* **Estratto pagina**
La morte di un clochard non impressiona nessuno

I clochard, i senza tetto o i barboni senza fissa dimora, come tutti noi li conosciamo, in questi giorni di festa e in pieno freddo polare delle grandi città del nord, hanno trovato conforto sui sedili degli autobus di città.
È stato un modo per incontrarsi fra loro e ammirare le opere d’arte delle grandi metropoli con le luci accese la notte, magari ricordando le serate a festa passate in famiglia davanti a un camino acceso e una tavola ricca di prelibatezze alimentari di ogni genere.
Per qualche clochard, sempre i barboni senza fissa dimora, la vita di strada è stata una scelta maturata per necessità in seguito a un momento avverso della propria vita. Oppure un caso voluto dal destino, come direbbe qualcuno.
Si vive alla giornata, chiedendo una moneta ai passanti, oppure contemplando la vita con gli occhi privi di lacrime e cattiverie verso il prossimo.

* **Estratto dati**
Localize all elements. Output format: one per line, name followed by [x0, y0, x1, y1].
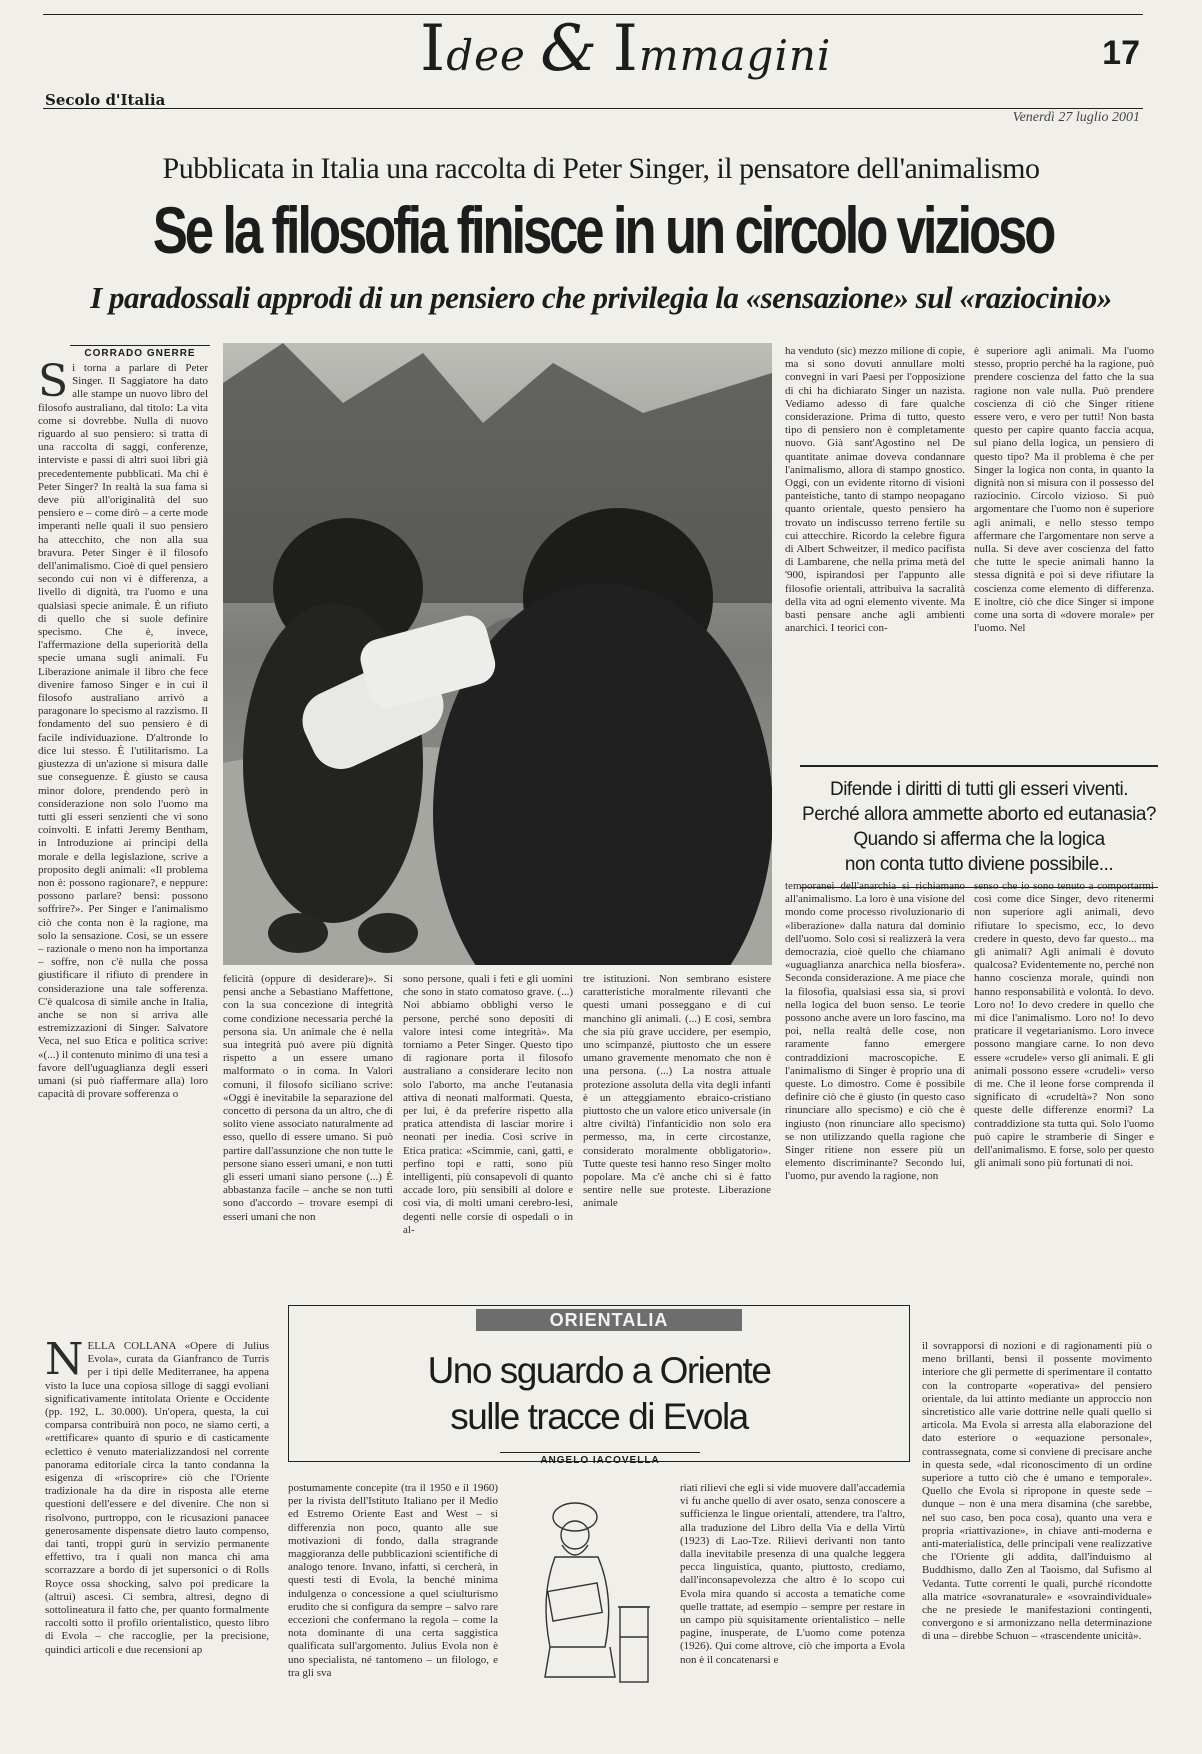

* **Da fare**
1. Per ciascuna affermazione indica se concorda con il testo sui clochard, rispondendo sì o no e citando alla lettera le parole che lo decidono.
(a) Nei giorni di festa i clochard hanno trovato conforto sui sedili degli autobus di città.
(b) Secondo il testo, la vita di strada è stata per alcuni una scelta fatta per piacere.
(c) Si vive alla giornata chiedendo una moneta ai passanti.
2. Ricopia parola per parola il passo del testo sui clochard che comincia con "La morte di" e prosegue fino a "come direbbe qualcuno.".
3. Rispondi brevemente alle domande sul testo sui clochard.
(a) Dove hanno trovato conforto i clochard nei giorni di festa e di freddo polare?
(b) Che cosa hanno ammirato delle grandi metropoli?
(c) Che cosa chiedono ai passanti?

* **Elenco risposte**
1.
(a) Sì: "hanno trovato conforto sui sedili degli autobus di città"
(b) No: "la vita di strada è stata una scelta maturata per necessità in seguito a un momento avverso della propria vita"
(c) Sì: "Si vive alla giornata, chiedendo una moneta ai passanti"

2.
La morte di un clochard non impressiona nessuno

I clochard, i senza tetto o i barboni senza fissa dimora, come tutti noi li conosciamo, in questi giorni di festa e in pieno freddo polare delle grandi città del nord, hanno trovato conforto sui sedili degli autobus di città.
È stato un modo per incontrarsi fra loro e ammirare le opere d’arte delle grandi metropoli con le luci accese la notte, magari ricordando le serate a festa passate in famiglia davanti a un camino acceso e una tavola ricca di prelibatezze alimentari di ogni genere.
Per qualche clochard, sempre i barboni senza fissa dimora, la vita di strada è stata una scelta maturata per necessità in seguito a un momento avverso della propria vita. Oppure un caso voluto dal destino, come direbbe qualcuno.

3.
(a) Sui sedili degli autobus di città.
(b) Le opere d'arte, con le luci accese la notte.
(c) Una moneta.